The records that follow are to be repeated exactly, with the pictures removed.

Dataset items
== == ==

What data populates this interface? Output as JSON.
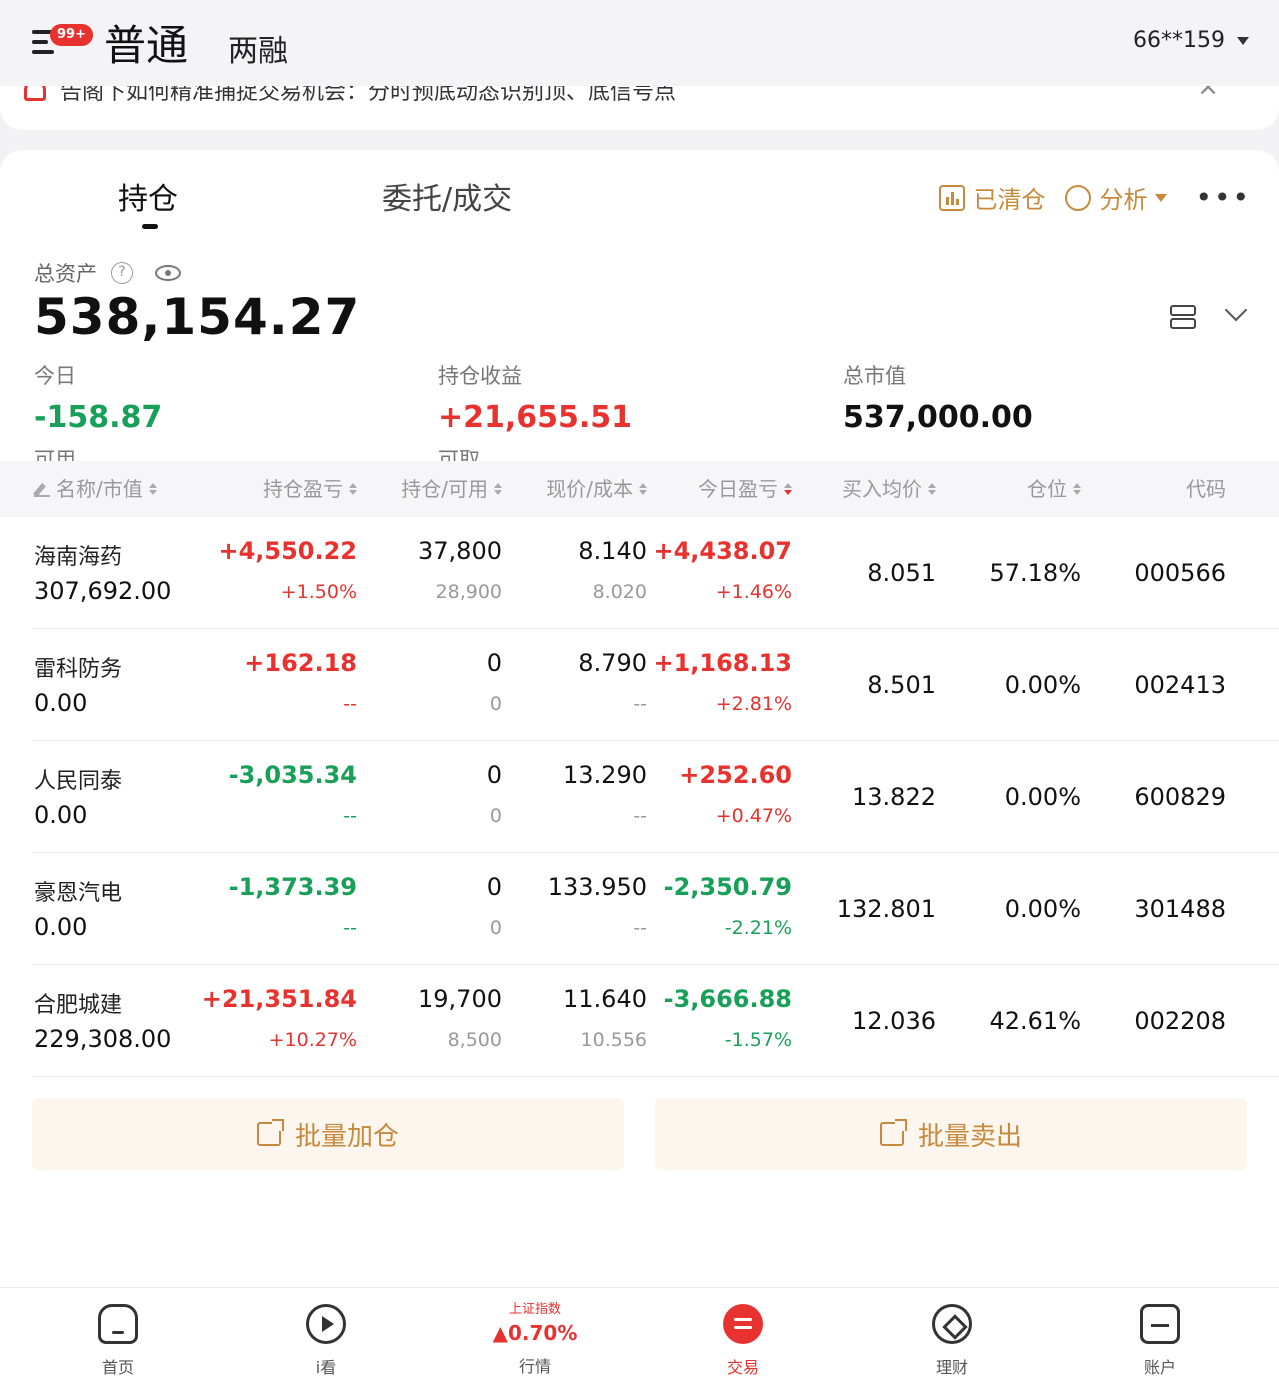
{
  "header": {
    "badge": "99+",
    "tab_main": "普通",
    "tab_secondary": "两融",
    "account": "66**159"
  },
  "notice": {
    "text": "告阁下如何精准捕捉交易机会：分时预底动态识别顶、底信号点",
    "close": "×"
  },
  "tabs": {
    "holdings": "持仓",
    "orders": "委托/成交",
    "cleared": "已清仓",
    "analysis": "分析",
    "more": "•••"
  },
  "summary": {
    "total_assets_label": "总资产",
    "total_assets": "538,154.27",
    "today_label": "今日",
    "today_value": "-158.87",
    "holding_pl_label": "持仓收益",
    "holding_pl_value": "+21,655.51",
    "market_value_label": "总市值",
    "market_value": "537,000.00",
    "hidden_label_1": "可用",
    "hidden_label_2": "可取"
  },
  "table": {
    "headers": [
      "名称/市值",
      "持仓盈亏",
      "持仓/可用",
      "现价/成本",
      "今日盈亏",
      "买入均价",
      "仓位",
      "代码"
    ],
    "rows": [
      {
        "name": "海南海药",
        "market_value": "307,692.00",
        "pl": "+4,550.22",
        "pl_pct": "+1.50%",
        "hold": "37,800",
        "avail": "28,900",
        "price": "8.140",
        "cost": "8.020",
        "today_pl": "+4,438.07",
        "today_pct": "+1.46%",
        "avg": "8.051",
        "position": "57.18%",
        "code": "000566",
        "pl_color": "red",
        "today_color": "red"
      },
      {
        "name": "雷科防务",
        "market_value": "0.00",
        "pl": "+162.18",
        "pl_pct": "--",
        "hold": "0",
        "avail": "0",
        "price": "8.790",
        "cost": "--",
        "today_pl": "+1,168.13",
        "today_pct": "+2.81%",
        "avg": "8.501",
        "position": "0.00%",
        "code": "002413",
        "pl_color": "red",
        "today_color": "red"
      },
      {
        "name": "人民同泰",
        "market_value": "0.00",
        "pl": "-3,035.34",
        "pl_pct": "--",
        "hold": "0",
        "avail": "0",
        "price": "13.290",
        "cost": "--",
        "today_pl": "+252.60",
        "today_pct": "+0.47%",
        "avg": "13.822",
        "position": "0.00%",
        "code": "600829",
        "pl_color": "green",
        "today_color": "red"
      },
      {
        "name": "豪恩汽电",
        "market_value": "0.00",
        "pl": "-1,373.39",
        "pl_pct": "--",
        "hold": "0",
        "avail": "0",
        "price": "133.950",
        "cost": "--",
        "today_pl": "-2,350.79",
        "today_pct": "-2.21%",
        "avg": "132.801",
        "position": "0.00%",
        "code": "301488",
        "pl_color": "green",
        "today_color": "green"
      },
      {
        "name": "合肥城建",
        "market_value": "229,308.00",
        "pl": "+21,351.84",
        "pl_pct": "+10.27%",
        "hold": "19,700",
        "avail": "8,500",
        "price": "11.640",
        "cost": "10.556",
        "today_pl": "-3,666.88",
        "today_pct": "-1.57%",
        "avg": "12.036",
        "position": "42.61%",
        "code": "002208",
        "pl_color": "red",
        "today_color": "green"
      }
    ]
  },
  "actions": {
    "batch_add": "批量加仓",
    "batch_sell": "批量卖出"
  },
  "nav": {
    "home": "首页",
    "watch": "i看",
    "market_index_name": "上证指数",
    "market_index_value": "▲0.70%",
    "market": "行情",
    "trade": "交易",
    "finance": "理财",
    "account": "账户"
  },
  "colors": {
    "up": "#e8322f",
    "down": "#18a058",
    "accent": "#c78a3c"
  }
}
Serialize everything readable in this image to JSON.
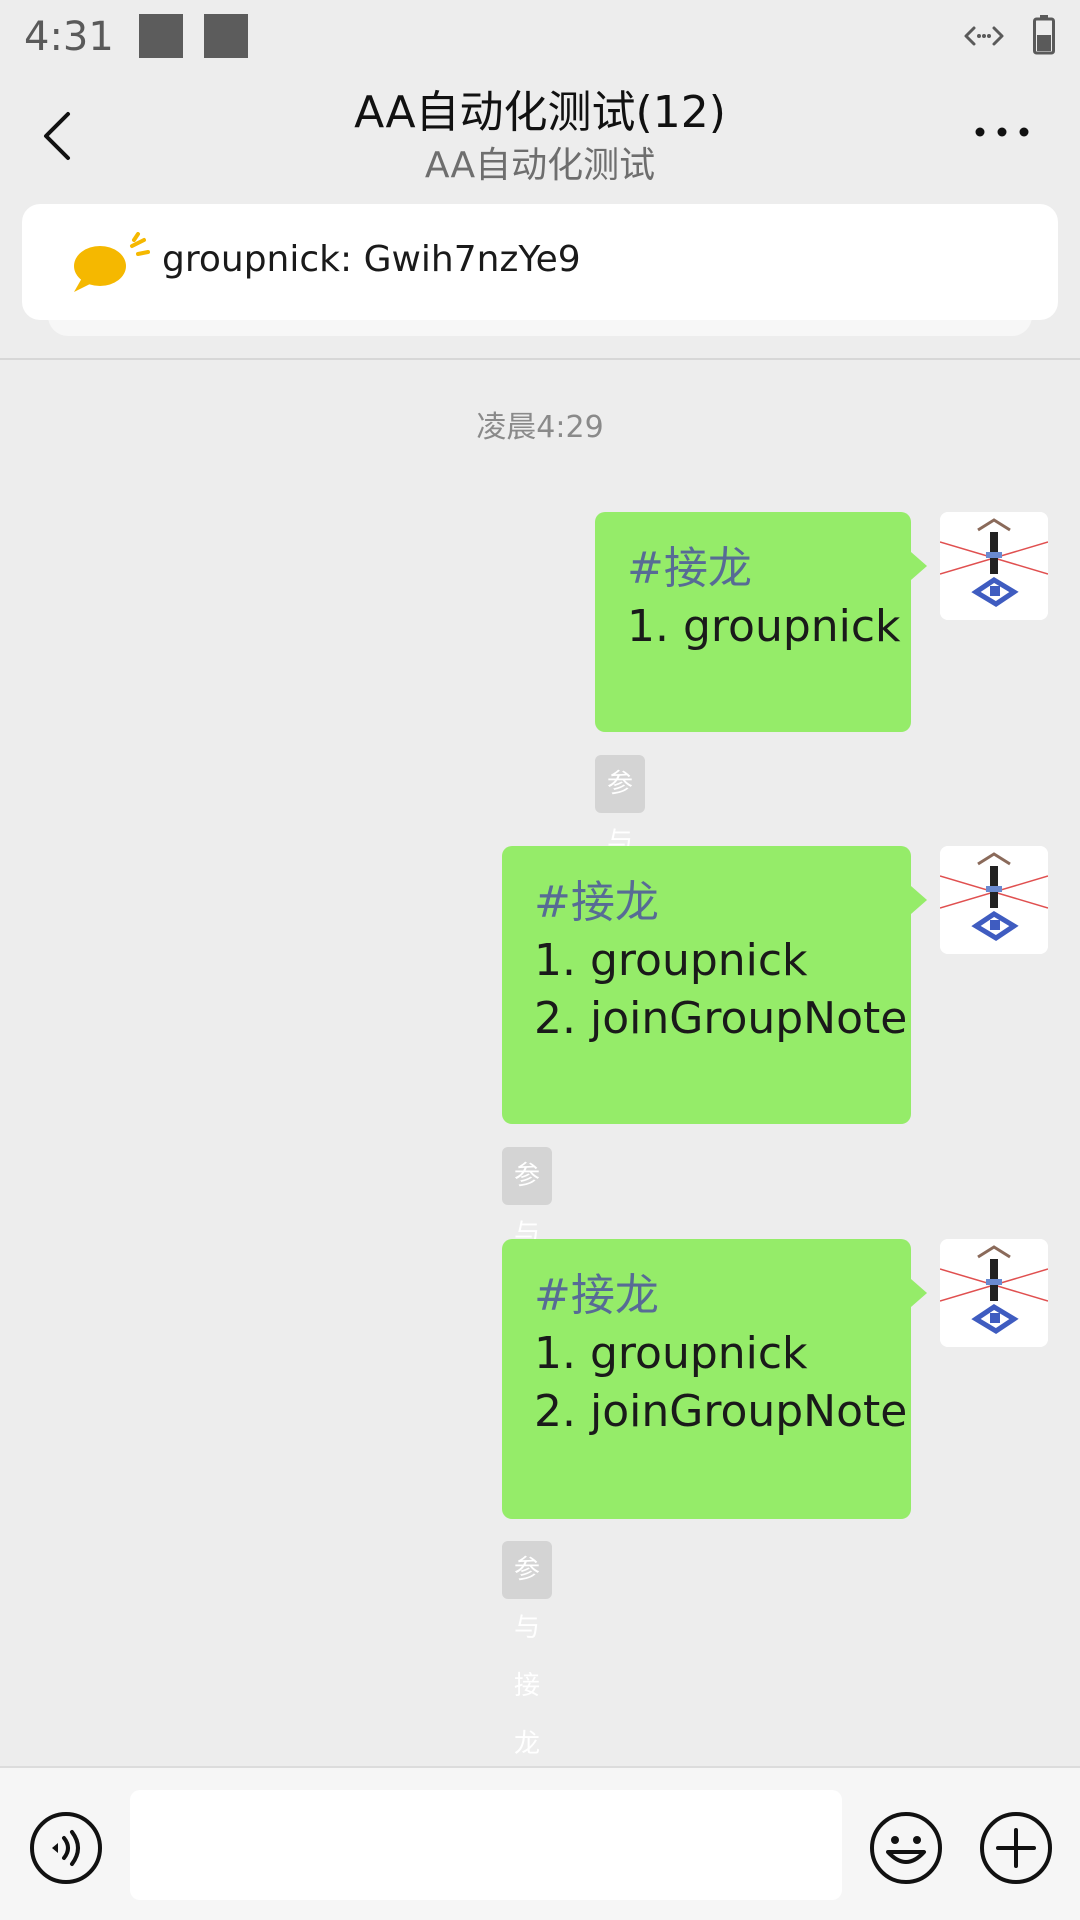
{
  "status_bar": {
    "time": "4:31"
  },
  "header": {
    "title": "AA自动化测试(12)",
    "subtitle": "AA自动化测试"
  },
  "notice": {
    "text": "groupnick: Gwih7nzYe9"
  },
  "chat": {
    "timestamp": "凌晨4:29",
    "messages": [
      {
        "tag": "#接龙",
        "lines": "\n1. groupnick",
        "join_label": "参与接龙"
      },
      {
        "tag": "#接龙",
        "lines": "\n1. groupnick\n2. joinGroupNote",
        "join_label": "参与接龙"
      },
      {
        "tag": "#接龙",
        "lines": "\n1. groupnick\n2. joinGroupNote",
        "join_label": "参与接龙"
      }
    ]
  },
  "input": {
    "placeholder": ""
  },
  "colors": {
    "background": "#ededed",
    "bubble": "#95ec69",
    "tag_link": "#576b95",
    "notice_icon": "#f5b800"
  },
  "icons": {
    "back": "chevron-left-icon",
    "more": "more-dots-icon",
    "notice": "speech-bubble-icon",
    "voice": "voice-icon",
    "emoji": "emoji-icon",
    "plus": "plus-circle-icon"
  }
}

== == ==

Result for this exercise
What data populates this interface? Output as JSON.
{
  "header": {
    "badge": "99+",
    "tab_main": "普通",
    "tab_secondary": "两融",
    "account": "66**159"
  },
  "notice": {
    "text": "告阁下如何精准捕捉交易机会：分时预底动态识别顶、底信号点",
    "close": "×"
  },
  "tabs": {
    "holdings": "持仓",
    "orders": "委托/成交",
    "cleared": "已清仓",
    "analysis": "分析",
    "more": "•••"
  },
  "summary": {
    "total_assets_label": "总资产",
    "total_assets": "538,154.27",
    "today_label": "今日",
    "today_value": "-158.87",
    "holding_pl_label": "持仓收益",
    "holding_pl_value": "+21,655.51",
    "market_value_label": "总市值",
    "market_value": "537,000.00",
    "hidden_label_1": "可用",
    "hidden_label_2": "可取"
  },
  "table": {
    "headers": [
      "名称/市值",
      "持仓盈亏",
      "持仓/可用",
      "现价/成本",
      "今日盈亏",
      "买入均价",
      "仓位",
      "代码"
    ],
    "rows": [
      {
        "name": "海南海药",
        "market_value": "307,692.00",
        "pl": "+4,550.22",
        "pl_pct": "+1.50%",
        "hold": "37,800",
        "avail": "28,900",
        "price": "8.140",
        "cost": "8.020",
        "today_pl": "+4,438.07",
        "today_pct": "+1.46%",
        "avg": "8.051",
        "position": "57.18%",
        "code": "000566",
        "pl_color": "red",
        "today_color": "red"
      },
      {
        "name": "雷科防务",
        "market_value": "0.00",
        "pl": "+162.18",
        "pl_pct": "--",
        "hold": "0",
        "avail": "0",
        "price": "8.790",
        "cost": "--",
        "today_pl": "+1,168.13",
        "today_pct": "+2.81%",
        "avg": "8.501",
        "position": "0.00%",
        "code": "002413",
        "pl_color": "red",
        "today_color": "red"
      },
      {
        "name": "人民同泰",
        "market_value": "0.00",
        "pl": "-3,035.34",
        "pl_pct": "--",
        "hold": "0",
        "avail": "0",
        "price": "13.290",
        "cost": "--",
        "today_pl": "+252.60",
        "today_pct": "+0.47%",
        "avg": "13.822",
        "position": "0.00%",
        "code": "600829",
        "pl_color": "green",
        "today_color": "red"
      },
      {
        "name": "豪恩汽电",
        "market_value": "0.00",
        "pl": "-1,373.39",
        "pl_pct": "--",
        "hold": "0",
        "avail": "0",
        "price": "133.950",
        "cost": "--",
        "today_pl": "-2,350.79",
        "today_pct": "-2.21%",
        "avg": "132.801",
        "position": "0.00%",
        "code": "301488",
        "pl_color": "green",
        "today_color": "green"
      },
      {
        "name": "合肥城建",
        "market_value": "229,308.00",
        "pl": "+21,351.84",
        "pl_pct": "+10.27%",
        "hold": "19,700",
        "avail": "8,500",
        "price": "11.640",
        "cost": "10.556",
        "today_pl": "-3,666.88",
        "today_pct": "-1.57%",
        "avg": "12.036",
        "position": "42.61%",
        "code": "002208",
        "pl_color": "red",
        "today_color": "green"
      }
    ]
  },
  "actions": {
    "batch_add": "批量加仓",
    "batch_sell": "批量卖出"
  },
  "nav": {
    "home": "首页",
    "watch": "i看",
    "market_index_name": "上证指数",
    "market_index_value": "▲0.70%",
    "market": "行情",
    "trade": "交易",
    "finance": "理财",
    "account": "账户"
  },
  "colors": {
    "up": "#e8322f",
    "down": "#18a058",
    "accent": "#c78a3c"
  }
}
Serialize everything readable in this image to JSON.
{
  "status_bar": {
    "time": "4:31"
  },
  "header": {
    "title": "AA自动化测试(12)",
    "subtitle": "AA自动化测试"
  },
  "notice": {
    "text": "groupnick: Gwih7nzYe9"
  },
  "chat": {
    "timestamp": "凌晨4:29",
    "messages": [
      {
        "tag": "#接龙",
        "lines": "\n1. groupnick",
        "join_label": "参与接龙"
      },
      {
        "tag": "#接龙",
        "lines": "\n1. groupnick\n2. joinGroupNote",
        "join_label": "参与接龙"
      },
      {
        "tag": "#接龙",
        "lines": "\n1. groupnick\n2. joinGroupNote",
        "join_label": "参与接龙"
      }
    ]
  },
  "input": {
    "placeholder": ""
  },
  "colors": {
    "background": "#ededed",
    "bubble": "#95ec69",
    "tag_link": "#576b95",
    "notice_icon": "#f5b800"
  },
  "icons": {
    "back": "chevron-left-icon",
    "more": "more-dots-icon",
    "notice": "speech-bubble-icon",
    "voice": "voice-icon",
    "emoji": "emoji-icon",
    "plus": "plus-circle-icon"
  }
}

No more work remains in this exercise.